** DATASET CONTENT **
======

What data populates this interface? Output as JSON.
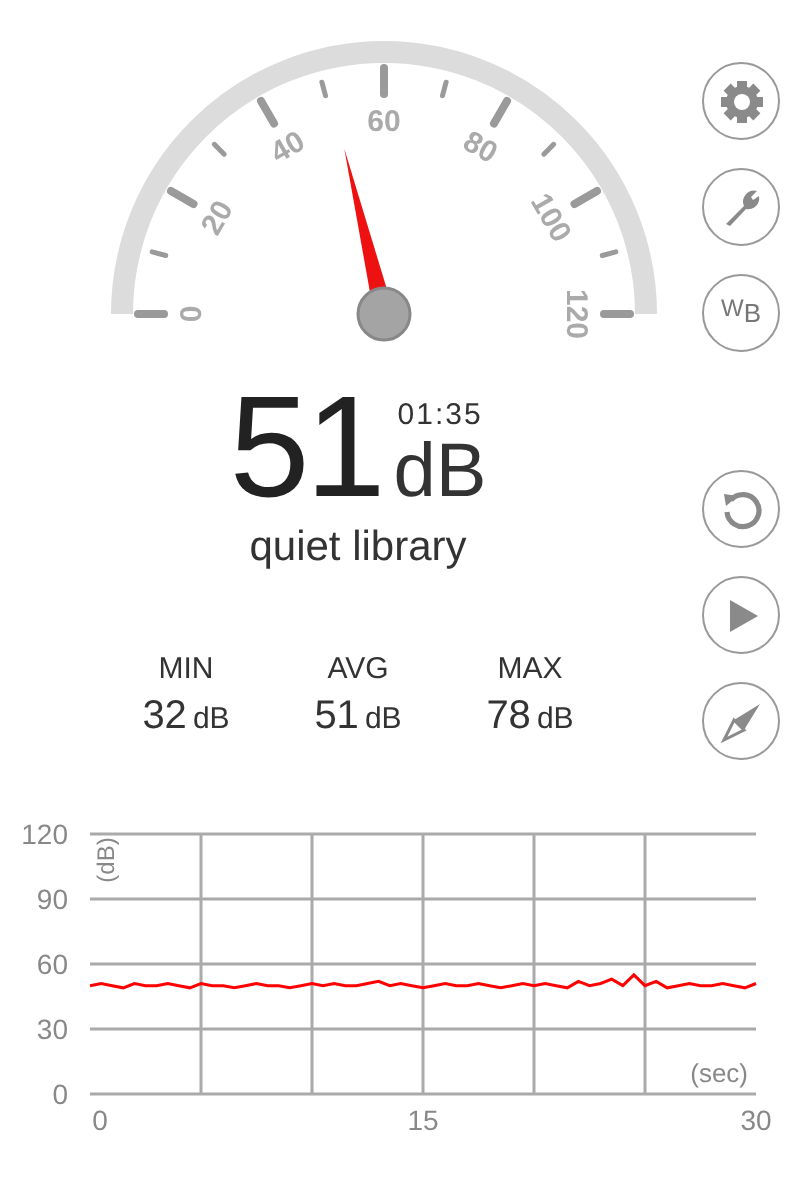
{
  "gauge": {
    "labels": [
      "0",
      "20",
      "40",
      "60",
      "80",
      "100",
      "120"
    ]
  },
  "reading": {
    "value": "51",
    "unit": "dB",
    "timer": "01:35",
    "description": "quiet library"
  },
  "stats": [
    {
      "label": "MIN",
      "value": "32",
      "unit": "dB"
    },
    {
      "label": "AVG",
      "value": "51",
      "unit": "dB"
    },
    {
      "label": "MAX",
      "value": "78",
      "unit": "dB"
    }
  ],
  "buttons": [
    {
      "kind": "gear"
    },
    {
      "kind": "wrench"
    },
    {
      "kind": "text",
      "label": "$^{W}$$_{B}$"
    },
    {
      "kind": "reset"
    },
    {
      "kind": "play"
    },
    {
      "kind": "compass"
    }
  ],
  "chart_data": {
    "type": "line",
    "xlabel": "(sec)",
    "ylabel": "(dB)",
    "grid": true,
    "xlim": [
      0,
      30
    ],
    "ylim": [
      0,
      120
    ],
    "xticks": [
      {
        "value": 0,
        "label": "0"
      },
      {
        "value": 15,
        "label": "15"
      },
      {
        "value": 30,
        "label": "30"
      }
    ],
    "yticks": [
      0,
      30,
      60,
      90,
      120
    ],
    "x": [
      0,
      0.5,
      1,
      1.5,
      2,
      2.5,
      3,
      3.5,
      4,
      4.5,
      5,
      5.5,
      6,
      6.5,
      7,
      7.5,
      8,
      8.5,
      9,
      9.5,
      10,
      10.5,
      11,
      11.5,
      12,
      12.5,
      13,
      13.5,
      14,
      14.5,
      15,
      15.5,
      16,
      16.5,
      17,
      17.5,
      18,
      18.5,
      19,
      19.5,
      20,
      20.5,
      21,
      21.5,
      22,
      22.5,
      23,
      23.5,
      24,
      24.5,
      25,
      25.5,
      26,
      26.5,
      27,
      27.5,
      28,
      28.5,
      29,
      29.5,
      30
    ],
    "series": [
      {
        "color": "#ff0000",
        "values": [
          50,
          51,
          50,
          49,
          51,
          50,
          50,
          51,
          50,
          49,
          51,
          50,
          50,
          49,
          50,
          51,
          50,
          50,
          49,
          50,
          51,
          50,
          51,
          50,
          50,
          51,
          52,
          50,
          51,
          50,
          49,
          50,
          51,
          50,
          50,
          51,
          50,
          49,
          50,
          51,
          50,
          51,
          50,
          49,
          52,
          50,
          51,
          53,
          50,
          55,
          50,
          52,
          49,
          50,
          51,
          50,
          50,
          51,
          50,
          49,
          51
        ]
      }
    ]
  }
}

======

** THE EXERCISE **
Pictures are excluded; copy every other part of the records exactly.

** ANSWER TO THIS PROBLEM **
What data populates this interface? Output as JSON.
{
  "gauge": {
    "labels": [
      "0",
      "20",
      "40",
      "60",
      "80",
      "100",
      "120"
    ]
  },
  "reading": {
    "value": "51",
    "unit": "dB",
    "timer": "01:35",
    "description": "quiet library"
  },
  "stats": [
    {
      "label": "MIN",
      "value": "32",
      "unit": "dB"
    },
    {
      "label": "AVG",
      "value": "51",
      "unit": "dB"
    },
    {
      "label": "MAX",
      "value": "78",
      "unit": "dB"
    }
  ],
  "buttons": [
    {
      "kind": "gear"
    },
    {
      "kind": "wrench"
    },
    {
      "kind": "text",
      "label": "$^{W}$$_{B}$"
    },
    {
      "kind": "reset"
    },
    {
      "kind": "play"
    },
    {
      "kind": "compass"
    }
  ],
  "chart_data": {
    "type": "line",
    "xlabel": "(sec)",
    "ylabel": "(dB)",
    "grid": true,
    "xlim": [
      0,
      30
    ],
    "ylim": [
      0,
      120
    ],
    "xticks": [
      {
        "value": 0,
        "label": "0"
      },
      {
        "value": 15,
        "label": "15"
      },
      {
        "value": 30,
        "label": "30"
      }
    ],
    "yticks": [
      0,
      30,
      60,
      90,
      120
    ],
    "x": [
      0,
      0.5,
      1,
      1.5,
      2,
      2.5,
      3,
      3.5,
      4,
      4.5,
      5,
      5.5,
      6,
      6.5,
      7,
      7.5,
      8,
      8.5,
      9,
      9.5,
      10,
      10.5,
      11,
      11.5,
      12,
      12.5,
      13,
      13.5,
      14,
      14.5,
      15,
      15.5,
      16,
      16.5,
      17,
      17.5,
      18,
      18.5,
      19,
      19.5,
      20,
      20.5,
      21,
      21.5,
      22,
      22.5,
      23,
      23.5,
      24,
      24.5,
      25,
      25.5,
      26,
      26.5,
      27,
      27.5,
      28,
      28.5,
      29,
      29.5,
      30
    ],
    "series": [
      {
        "color": "#ff0000",
        "values": [
          50,
          51,
          50,
          49,
          51,
          50,
          50,
          51,
          50,
          49,
          51,
          50,
          50,
          49,
          50,
          51,
          50,
          50,
          49,
          50,
          51,
          50,
          51,
          50,
          50,
          51,
          52,
          50,
          51,
          50,
          49,
          50,
          51,
          50,
          50,
          51,
          50,
          49,
          50,
          51,
          50,
          51,
          50,
          49,
          52,
          50,
          51,
          53,
          50,
          55,
          50,
          52,
          49,
          50,
          51,
          50,
          50,
          51,
          50,
          49,
          51
        ]
      }
    ]
  }
}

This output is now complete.